── Provided data ──

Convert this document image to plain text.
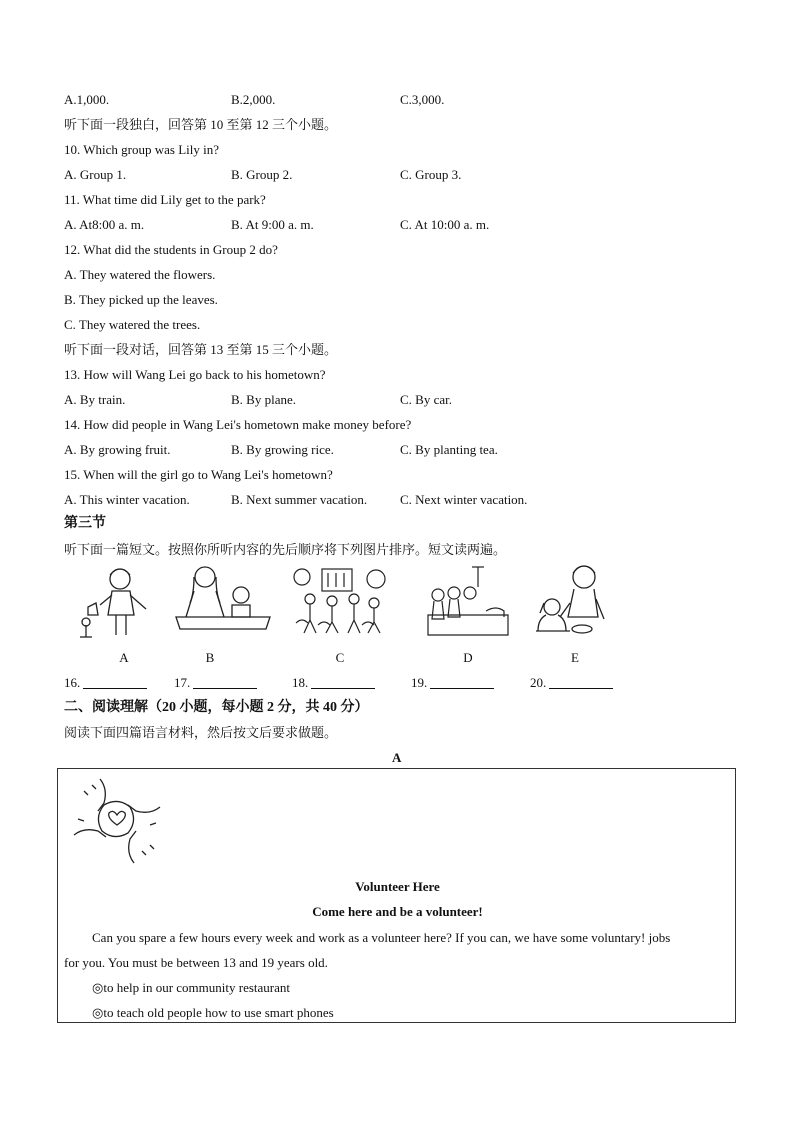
A.1,000.	B.2,000.	C.3,000.
听下面一段独白，回答第 10 至第 12 三个小题。
10. Which group was Lily in?
A. Group 1.	B. Group 2.	C. Group 3.
11. What time did Lily get to the park?
A. At8:00 a. m.	B. At 9:00 a. m.	C. At 10:00 a. m.
12. What did the students in Group 2 do?
A. They watered the flowers.
B. They picked up the leaves.
C. They watered the trees.
听下面一段对话，回答第 13 至第 15 三个小题。
13. How will Wang Lei go back to his hometown?
A. By train.	B. By plane.	C. By car.
14. How did people in Wang Lei's hometown make money before?
A. By growing fruit.	B. By growing rice.	C. By planting tea.
15. When will the girl go to Wang Lei's hometown?
A. This winter vacation.	B. Next summer vacation.	C. Next winter vacation.
第三节
听下面一篇短文。按照你所听内容的先后顺序将下列图片排序。短文读两遍。
A	B	C	D	E
16.	17.	18.	19.	20.
二、阅读理解（20 小题，每小题 2 分，共 40 分）
阅读下面四篇语言材料，然后按文后要求做题。
A
Volunteer Here
Come here and be a volunteer!
Can you spare a few hours every week and work as a volunteer here? If you can, we have some voluntary! jobs
for you. You must be between 13 and 19 years old.
◎to help in our community restaurant
◎to teach old people how to use smart phones
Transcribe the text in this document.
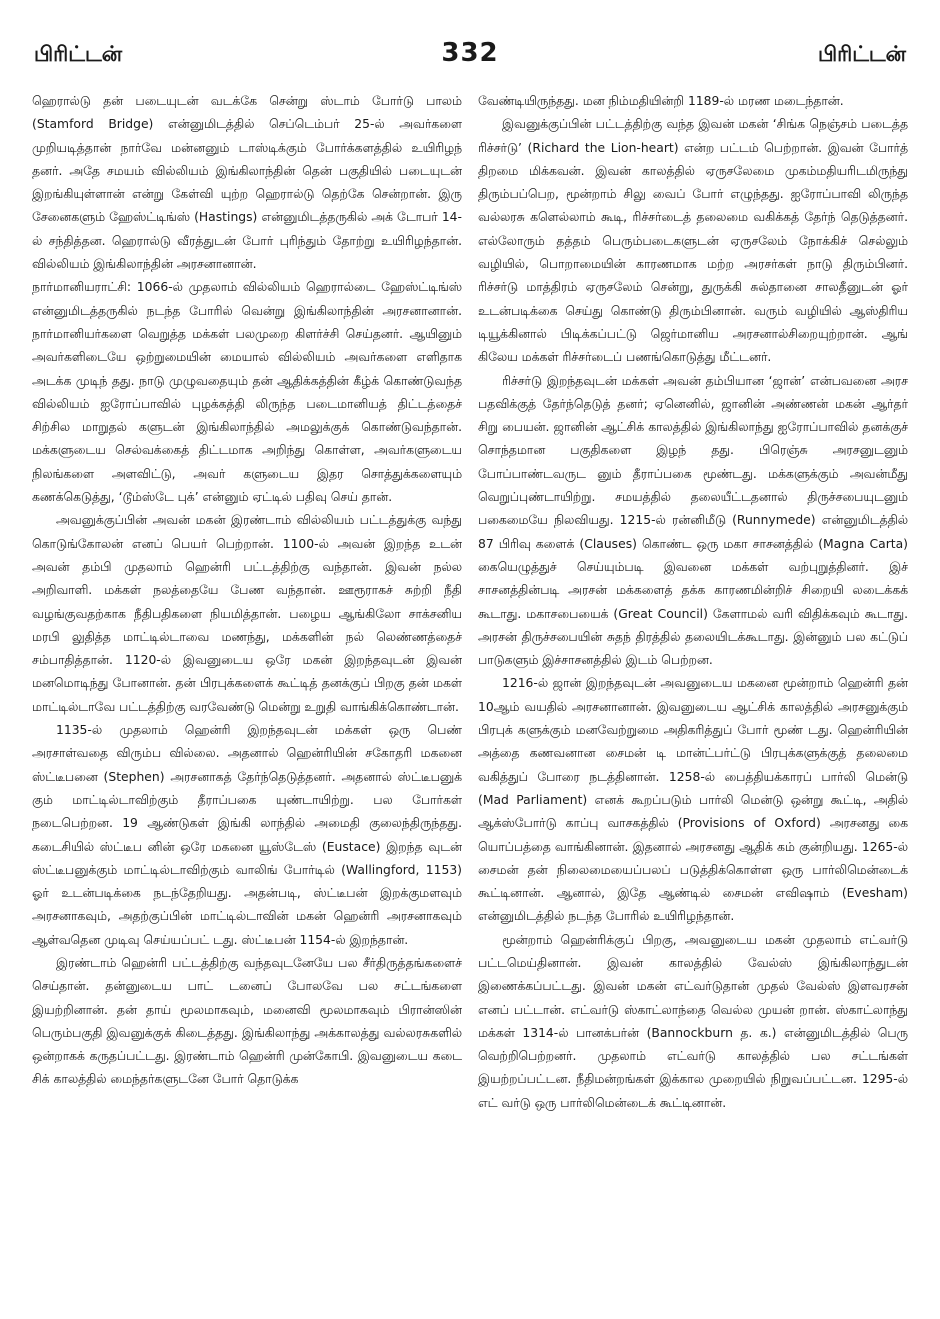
பிரிட்டன்	332	பிரிட்டன்

ஹெரால்டு தன் படையுடன் வடக்கே சென்று ஸ்டாம் போர்டு பாலம் (Stamford Bridge) என்னுமிடத்தில் செப்டெம்பர் 25-ல் அவர்களை முறியடித்தான் நார்வே மன்னனும் டாஸ்டிக்கும் போர்க்களத்தில் உயிரிழந் தனர். அதே சமயம் வில்லியம் இங்கிலாந்தின் தென் பகுதியில் படையுடன் இறங்கியுள்ளான் என்று கேள்வி யுற்ற ஹெரால்டு தெற்கே சென்றான். இரு சேனைகளும் ஹேஸ்ட்டிங்ஸ் (Hastings) என்னுமிடத்தருகில் அக் டோபர் 14-ல் சந்தித்தன. ஹெரால்டு வீரத்துடன் போர் புரிந்தும் தோற்று உயிரிழந்தான். வில்லியம் இங்கிலாந்தின் அரசனானான்.

நார்மானியராட்சி: 1066-ல் முதலாம் வில்லியம் ஹெரால்டை ஹேஸ்ட்டிங்ஸ் என்னுமிடத்தருகில் நடந்த போரில் வென்று இங்கிலாந்தின் அரசனானான். நார்மானியர்களை வெறுத்த மக்கள் பலமுறை கிளர்ச்சி செய்தனர். ஆயினும் அவர்களிடையே ஒற்றுமையின் மையால் வில்லியம் அவர்களை எளிதாக அடக்க முடிந் தது. நாடு முழுவதையும் தன் ஆதிக்கத்தின் கீழ்க் கொண்டுவந்த வில்லியம் ஐரோப்பாவில் புழக்கத்தி லிருந்த படைமானியத் திட்டத்தைச் சிற்சில மாறுதல் களுடன் இங்கிலாந்தில் அமலுக்குக் கொண்டுவந்தான். மக்களுடைய செல்வக்கைத் திட்டமாக அறிந்து கொள்ள, அவர்களுடைய நிலங்களை அளவிட்டு, அவர் களுடைய இதர சொத்துக்களையும் கணக்கெடுத்து, ‘டூம்ஸ்டே புக்’ என்னும் ஏட்டில் பதிவு செய் தான்.

அவனுக்குப்பின் அவன் மகன் இரண்டாம் வில்லியம் பட்டத்துக்கு வந்து கொடுங்கோலன் எனப் பெயர் பெற்றான். 1100-ல் அவன் இறந்த உடன் அவன் தம்பி முதலாம் ஹென்ரி பட்டத்திற்கு வந்தான். இவன் நல்ல அறிவாளி. மக்கள் நலத்தையே பேண வந்தான். ஊரூராகச் சுற்றி நீதி வழங்குவதற்காக நீதிபதிகளை நியமித்தான். பழைய ஆங்கிலோ சாக்சனிய மரபி லுதித்த மாட்டில்டாவை மணந்து, மக்களின் நல் லெண்ணத்தைச் சம்பாதித்தான். 1120-ல் இவனுடைய ஒரே மகன் இறந்தவுடன் இவன் மனமொடிந்து போனான். தன் பிரபுக்களைக் கூட்டித் தனக்குப் பிறகு தன் மகள் மாட்டில்டாவே பட்டத்திற்கு வரவேண்டு மென்று உறுதி வாங்கிக்கொண்டான்.

1135-ல் முதலாம் ஹென்ரி இறந்தவுடன் மக்கள் ஒரு பெண் அரசாள்வதை விரும்ப வில்லை. அதனால் ஹென்ரியின் சகோதரி மகனை ஸ்ட்டீபனை (Stephen) அரசனாகத் தேர்ந்தெடுத்தனர். அதனால் ஸ்ட்டீபனுக் கும் மாட்டில்டாவிற்கும் தீராப்பகை யுண்டாயிற்று. பல போர்கள் நடைபெற்றன. 19 ஆண்டுகள் இங்கி லாந்தில் அமைதி குலைந்திருந்தது. கடைசியில் ஸ்ட்டீப னின் ஒரே மகனை யூஸ்டேஸ் (Eustace) இறந்த வுடன் ஸ்ட்டீபனுக்கும் மாட்டில்டாவிற்கும் வாலிங் போர்டில் (Wallingford, 1153) ஓர் உடன்படிக்கை நடந்தேறியது. அதன்படி, ஸ்ட்டீபன் இறக்குமளவும் அரசனாகவும், அதற்குப்பின் மாட்டில்டாவின் மகன் ஹென்ரி அரசனாகவும் ஆள்வதென முடிவு செய்யப்பட் டது. ஸ்ட்டீபன் 1154-ல் இறந்தான்.

இரண்டாம் ஹென்ரி பட்டத்திற்கு வந்தவுடனேயே பல சீர்திருத்தங்களைச் செய்தான். தன்னுடைய பாட் டனைப் போலவே பல சட்டங்களை இயற்றினான். தன் தாய் மூலமாகவும், மனைவி மூலமாகவும் பிரான்ஸின் பெரும்பகுதி இவனுக்குக் கிடைத்தது. இங்கிலாந்து அக்காலத்து வல்லரசுகளில் ஒன்றாகக் கருதப்பட்டது. இரண்டாம் ஹென்ரி முன்கோபி. இவனுடைய கடை சிக் காலத்தில் மைந்தர்களுடனே போர் தொடுக்க

வேண்டியிருந்தது. மன நிம்மதியின்றி 1189-ல் மரண மடைந்தான்.

இவனுக்குப்பின் பட்டத்திற்கு வந்த இவன் மகன் ‘சிங்க நெஞ்சம் படைத்த ரிச்சர்டு’ (Richard the Lion-heart) என்ற பட்டம் பெற்றான். இவன் போர்த் திறமை மிக்கவன். இவன் காலத்தில் ஏருசலேமை முகம்மதியரிடமிருந்து திரும்பப்பெற, மூன்றாம் சிலு வைப் போர் எழுந்தது. ஐரோப்பாவி லிருந்த வல்லரசு களெல்லாம் கூடி, ரிச்சர்டைத் தலைமை வகிக்கத் தேர்ந் தெடுத்தனர். எல்லோரும் தத்தம் பெரும்படைகளுடன் ஏருசலேம் நோக்கிச் செல்லும் வழியில், பொறாமையின் காரணமாக மற்ற அரசர்கள் நாடு திரும்பினர். ரிச்சர்டு மாத்திரம் ஏருசலேம் சென்று, துருக்கி சுல்தானை சாலதீனுடன் ஓர் உடன்படிக்கை செய்து கொண்டு திரும்பினான். வரும் வழியில் ஆஸ்திரிய டியூக்கினால் பிடிக்கப்பட்டு ஜெர்மானிய அரசனால்சிறையுற்றான். ஆங் கிலேய மக்கள் ரிச்சர்டைப் பணங்கொடுத்து மீட்டனர்.

ரிச்சர்டு இறந்தவுடன் மக்கள் அவன் தம்பியான ‘ஜான்’ என்பவனை அரச பதவிக்குத் தேர்ந்தெடுத் தனர்; ஏனெனில், ஜானின் அண்ணன் மகன் ஆர்தர் சிறு பையன். ஜானின் ஆட்சிக் காலத்தில் இங்கிலாந்து ஐரோப்பாவில் தனக்குச் சொந்தமான பகுதிகளை இழந் தது. பிரெஞ்சு அரசனுடனும் போப்பாண்டவருட னும் தீராப்பகை மூண்டது. மக்களுக்கும் அவன்மீது வெறுப்புண்டாயிற்று. சமயத்தில் தலையீட்டதனால் திருச்சபையுடனும் பகைமையே நிலவியது. 1215-ல் ரன்னிமீடு (Runnymede) என்னுமிடத்தில் 87 பிரிவு களைக் (Clauses) கொண்ட ஒரு மகா சாசனத்தில் (Magna Carta) கையெழுத்துச் செய்யும்படி இவனை மக்கள் வற்புறுத்தினர். இச் சாசனத்தின்படி அரசன் மக்களைத் தக்க காரணமின்றிச் சிறையி லடைக்கக் கூடாது. மகாசபையைக் (Great Council) கேளாமல் வரி விதிக்கவும் கூடாது. அரசன் திருச்சபையின் சுதந் திரத்தில் தலையிடக்கூடாது. இன்னும் பல கட்டுப் பாடுகளும் இச்சாசனத்தில் இடம் பெற்றன.

1216-ல் ஜான் இறந்தவுடன் அவனுடைய மகனை மூன்றாம் ஹென்ரி தன் 10ஆம் வயதில் அரசனானான். இவனுடைய ஆட்சிக் காலத்தில் அரசனுக்கும் பிரபுக் களுக்கும் மனவேற்றுமை அதிகரித்துப் போர் மூண் டது. ஹென்ரியின் அத்தை கணவனான சைமன் டி மான்ட்பர்ட்டு பிரபுக்களுக்குத் தலைமை வகித்துப் போரை நடத்தினான். 1258-ல் பைத்தியக்காரப் பார்லி மென்டு (Mad Parliament) எனக் கூறப்படும் பார்லி மென்டு ஒன்று கூட்டி, அதில் ஆக்ஸ்போர்டு காப்பு வாசகத்தில் (Provisions of Oxford) அரசனது கை யொப்பத்தை வாங்கினான். இதனால் அரசனது ஆதிக் கம் குன்றியது. 1265-ல் சைமன் தன் நிலைமையைப்பலப் படுத்திக்கொள்ள ஒரு பார்லிமென்டைக் கூட்டினான். ஆனால், இதே ஆண்டில் சைமன் எவிஷாம் (Evesham) என்னுமிடத்தில் நடந்த போரில் உயிரிழந்தான்.

மூன்றாம் ஹென்ரிக்குப் பிறகு, அவனுடைய மகன் முதலாம் எட்வர்டு பட்டமெய்தினான். இவன் காலத்தில் வேல்ஸ் இங்கிலாந்துடன் இணைக்கப்பட்டது. இவன் மகன் எட்வர்டுதான் முதல் வேல்ஸ் இளவரசன் எனப் பட்டான். எட்வர்டு ஸ்காட்லாந்தை வெல்ல முயன் றான். ஸ்காட்லாந்து மக்கள் 1314-ல் பானக்பர்ன் (Bannockburn த. க.) என்னுமிடத்தில் பெரு வெற்றிபெற்றனர். முதலாம் எட்வர்டு காலத்தில் பல சட்டங்கள் இயற்றப்பட்டன. நீதிமன்றங்கள் இக்கால முறையில் நிறுவப்பட்டன. 1295-ல் எட் வர்டு ஒரு பார்லிமென்டைக் கூட்டினான்.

───

■ Exercise
Using the material above, state how many lines include the string "document". Answer with a single number.

■ Output for this task
2